Work required: Every record must be transcribed in its entirety, apart from the images, which are to be omitted.

Available records:
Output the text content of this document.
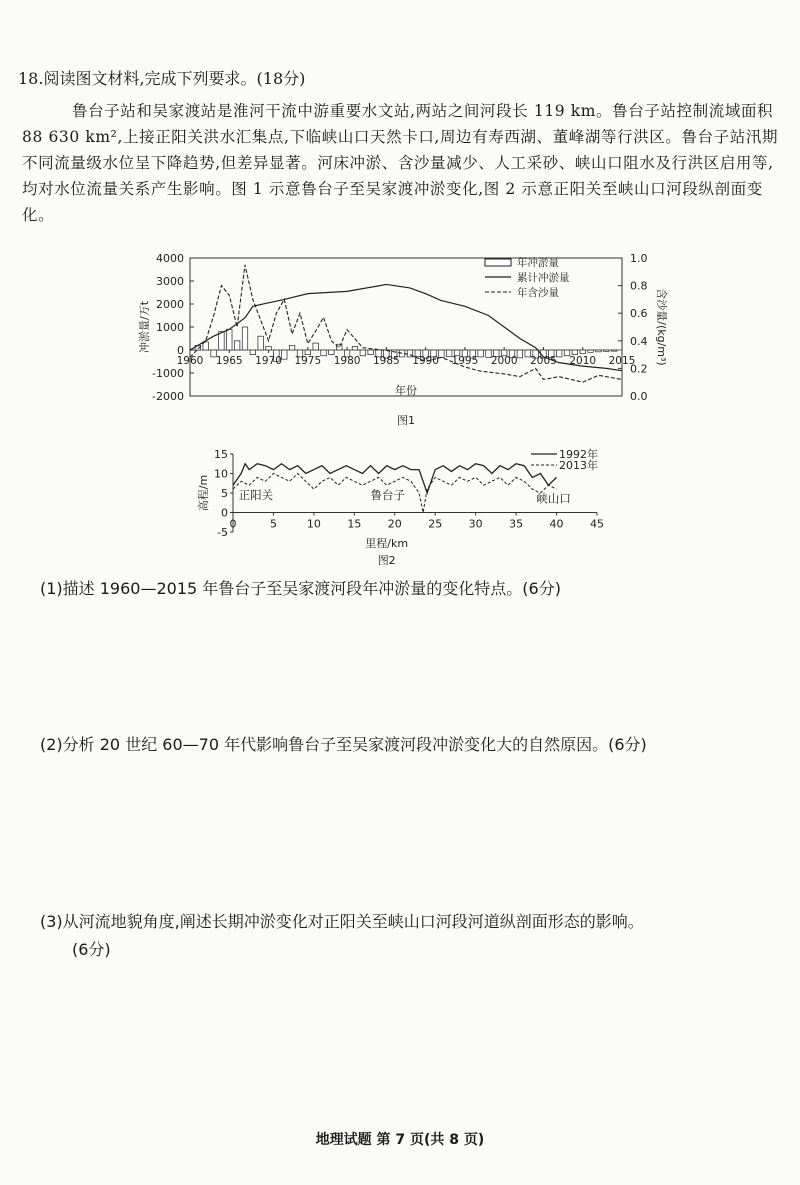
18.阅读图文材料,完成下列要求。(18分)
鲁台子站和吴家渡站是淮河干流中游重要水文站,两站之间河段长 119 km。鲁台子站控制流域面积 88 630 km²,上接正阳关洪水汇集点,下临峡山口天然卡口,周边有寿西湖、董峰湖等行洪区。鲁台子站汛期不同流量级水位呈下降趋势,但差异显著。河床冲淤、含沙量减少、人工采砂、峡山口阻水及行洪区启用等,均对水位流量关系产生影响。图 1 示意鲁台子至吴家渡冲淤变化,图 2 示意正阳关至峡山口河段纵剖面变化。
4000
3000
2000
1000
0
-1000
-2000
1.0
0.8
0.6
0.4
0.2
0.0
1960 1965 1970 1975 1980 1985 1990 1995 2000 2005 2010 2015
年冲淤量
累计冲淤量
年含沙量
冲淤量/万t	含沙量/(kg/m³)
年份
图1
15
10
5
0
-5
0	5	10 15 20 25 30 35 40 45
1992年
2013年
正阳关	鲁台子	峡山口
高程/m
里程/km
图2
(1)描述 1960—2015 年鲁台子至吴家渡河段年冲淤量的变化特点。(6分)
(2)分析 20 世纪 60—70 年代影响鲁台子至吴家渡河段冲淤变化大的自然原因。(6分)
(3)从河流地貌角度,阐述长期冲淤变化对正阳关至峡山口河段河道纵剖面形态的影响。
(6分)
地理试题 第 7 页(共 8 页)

Task output:
Output the text content of this document.
18.阅读图文材料,完成下列要求。(18分)
鲁台子站和吴家渡站是淮河干流中游重要水文站,两站之间河段长 119 km。鲁台子站控制流域面积 88 630 km²,上接正阳关洪水汇集点,下临峡山口天然卡口,周边有寿西湖、董峰湖等行洪区。鲁台子站汛期不同流量级水位呈下降趋势,但差异显著。河床冲淤、含沙量减少、人工采砂、峡山口阻水及行洪区启用等,均对水位流量关系产生影响。图 1 示意鲁台子至吴家渡冲淤变化,图 2 示意正阳关至峡山口河段纵剖面变化。
4000
3000
2000
1000
0
-1000
-2000
1.0
0.8
0.6
0.4
0.2
0.0
1960 1965 1970 1975 1980 1985 1990 1995 2000 2005 2010 2015
年冲淤量
累计冲淤量
年含沙量
冲淤量/万t	含沙量/(kg/m³)
年份
图1
15
10
5
0
-5
0	5	10 15 20 25 30 35 40 45
1992年
2013年
正阳关	鲁台子	峡山口
高程/m
里程/km
图2
(1)描述 1960—2015 年鲁台子至吴家渡河段年冲淤量的变化特点。(6分)
(2)分析 20 世纪 60—70 年代影响鲁台子至吴家渡河段冲淤变化大的自然原因。(6分)
(3)从河流地貌角度,阐述长期冲淤变化对正阳关至峡山口河段河道纵剖面形态的影响。
(6分)
地理试题 第 7 页(共 8 页)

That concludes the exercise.